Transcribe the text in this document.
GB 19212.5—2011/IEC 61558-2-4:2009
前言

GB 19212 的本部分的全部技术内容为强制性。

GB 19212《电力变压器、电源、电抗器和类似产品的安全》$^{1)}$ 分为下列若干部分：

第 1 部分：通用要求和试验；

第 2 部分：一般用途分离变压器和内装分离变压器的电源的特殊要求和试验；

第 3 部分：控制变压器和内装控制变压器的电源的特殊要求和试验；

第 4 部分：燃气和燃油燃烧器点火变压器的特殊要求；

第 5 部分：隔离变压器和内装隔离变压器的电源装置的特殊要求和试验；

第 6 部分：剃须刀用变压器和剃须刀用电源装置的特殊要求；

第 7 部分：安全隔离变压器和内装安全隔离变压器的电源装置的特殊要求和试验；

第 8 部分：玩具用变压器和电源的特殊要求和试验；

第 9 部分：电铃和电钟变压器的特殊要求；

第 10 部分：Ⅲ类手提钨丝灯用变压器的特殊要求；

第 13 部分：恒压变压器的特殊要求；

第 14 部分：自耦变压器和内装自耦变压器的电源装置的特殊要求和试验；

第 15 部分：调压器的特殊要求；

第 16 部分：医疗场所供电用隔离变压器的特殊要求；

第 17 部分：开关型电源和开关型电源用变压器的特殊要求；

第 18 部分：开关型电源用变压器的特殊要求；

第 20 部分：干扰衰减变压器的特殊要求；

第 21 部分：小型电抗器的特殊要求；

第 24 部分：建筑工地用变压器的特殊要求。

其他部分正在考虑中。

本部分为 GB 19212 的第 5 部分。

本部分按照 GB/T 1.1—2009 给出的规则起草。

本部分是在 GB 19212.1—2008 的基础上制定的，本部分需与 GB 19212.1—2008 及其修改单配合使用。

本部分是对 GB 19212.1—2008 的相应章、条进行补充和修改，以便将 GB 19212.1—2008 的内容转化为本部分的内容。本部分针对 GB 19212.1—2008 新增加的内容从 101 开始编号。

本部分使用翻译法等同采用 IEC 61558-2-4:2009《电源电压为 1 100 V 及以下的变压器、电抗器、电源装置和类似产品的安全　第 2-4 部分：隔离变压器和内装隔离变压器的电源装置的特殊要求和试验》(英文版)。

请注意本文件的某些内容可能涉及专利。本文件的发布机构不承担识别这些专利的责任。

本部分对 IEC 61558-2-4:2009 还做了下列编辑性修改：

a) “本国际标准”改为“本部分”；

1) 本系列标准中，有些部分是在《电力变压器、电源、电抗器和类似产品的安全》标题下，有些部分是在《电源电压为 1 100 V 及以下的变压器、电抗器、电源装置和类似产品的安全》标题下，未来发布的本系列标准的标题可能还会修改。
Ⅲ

···

WHAT THE TASK ASKS —
Quote all the records. Keep every word exact.

ANSWER IN FULL —
Transcribe the text in this document.
GB 19212.5—2011/IEC 61558-2-4:2009
前言

GB 19212 的本部分的全部技术内容为强制性。

GB 19212《电力变压器、电源、电抗器和类似产品的安全》$^{1)}$ 分为下列若干部分：

第 1 部分：通用要求和试验；

第 2 部分：一般用途分离变压器和内装分离变压器的电源的特殊要求和试验；

第 3 部分：控制变压器和内装控制变压器的电源的特殊要求和试验；

第 4 部分：燃气和燃油燃烧器点火变压器的特殊要求；

第 5 部分：隔离变压器和内装隔离变压器的电源装置的特殊要求和试验；

第 6 部分：剃须刀用变压器和剃须刀用电源装置的特殊要求；

第 7 部分：安全隔离变压器和内装安全隔离变压器的电源装置的特殊要求和试验；

第 8 部分：玩具用变压器和电源的特殊要求和试验；

第 9 部分：电铃和电钟变压器的特殊要求；

第 10 部分：Ⅲ类手提钨丝灯用变压器的特殊要求；

第 13 部分：恒压变压器的特殊要求；

第 14 部分：自耦变压器和内装自耦变压器的电源装置的特殊要求和试验；

第 15 部分：调压器的特殊要求；

第 16 部分：医疗场所供电用隔离变压器的特殊要求；

第 17 部分：开关型电源和开关型电源用变压器的特殊要求；

第 18 部分：开关型电源用变压器的特殊要求；

第 20 部分：干扰衰减变压器的特殊要求；

第 21 部分：小型电抗器的特殊要求；

第 24 部分：建筑工地用变压器的特殊要求。

其他部分正在考虑中。

本部分为 GB 19212 的第 5 部分。

本部分按照 GB/T 1.1—2009 给出的规则起草。

本部分是在 GB 19212.1—2008 的基础上制定的，本部分需与 GB 19212.1—2008 及其修改单配合使用。

本部分是对 GB 19212.1—2008 的相应章、条进行补充和修改，以便将 GB 19212.1—2008 的内容转化为本部分的内容。本部分针对 GB 19212.1—2008 新增加的内容从 101 开始编号。

本部分使用翻译法等同采用 IEC 61558-2-4:2009《电源电压为 1 100 V 及以下的变压器、电抗器、电源装置和类似产品的安全　第 2-4 部分：隔离变压器和内装隔离变压器的电源装置的特殊要求和试验》(英文版)。

请注意本文件的某些内容可能涉及专利。本文件的发布机构不承担识别这些专利的责任。

本部分对 IEC 61558-2-4:2009 还做了下列编辑性修改：

a) “本国际标准”改为“本部分”；

1) 本系列标准中，有些部分是在《电力变压器、电源、电抗器和类似产品的安全》标题下，有些部分是在《电源电压为 1 100 V 及以下的变压器、电抗器、电源装置和类似产品的安全》标题下，未来发布的本系列标准的标题可能还会修改。
Ⅲ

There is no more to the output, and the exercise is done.